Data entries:
········

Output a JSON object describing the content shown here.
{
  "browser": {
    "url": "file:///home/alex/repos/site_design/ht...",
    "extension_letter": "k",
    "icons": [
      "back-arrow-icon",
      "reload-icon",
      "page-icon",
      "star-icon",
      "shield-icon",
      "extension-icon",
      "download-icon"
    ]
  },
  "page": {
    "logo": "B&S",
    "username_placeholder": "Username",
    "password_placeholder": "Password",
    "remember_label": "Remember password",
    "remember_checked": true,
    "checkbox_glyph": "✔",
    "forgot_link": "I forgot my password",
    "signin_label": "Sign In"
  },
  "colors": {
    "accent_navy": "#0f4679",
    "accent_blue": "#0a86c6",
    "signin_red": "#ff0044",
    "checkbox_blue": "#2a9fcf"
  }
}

········

● GIVEN TASK:
Quote every entry exactly.

● EXPECTED OUTPUT:
Output a JSON object describing the content shown here.
{
  "browser": {
    "url": "file:///home/alex/repos/site_design/ht...",
    "extension_letter": "k",
    "icons": [
      "back-arrow-icon",
      "reload-icon",
      "page-icon",
      "star-icon",
      "shield-icon",
      "extension-icon",
      "download-icon"
    ]
  },
  "page": {
    "logo": "B&S",
    "username_placeholder": "Username",
    "password_placeholder": "Password",
    "remember_label": "Remember password",
    "remember_checked": true,
    "checkbox_glyph": "✔",
    "forgot_link": "I forgot my password",
    "signin_label": "Sign In"
  },
  "colors": {
    "accent_navy": "#0f4679",
    "accent_blue": "#0a86c6",
    "signin_red": "#ff0044",
    "checkbox_blue": "#2a9fcf"
  }
}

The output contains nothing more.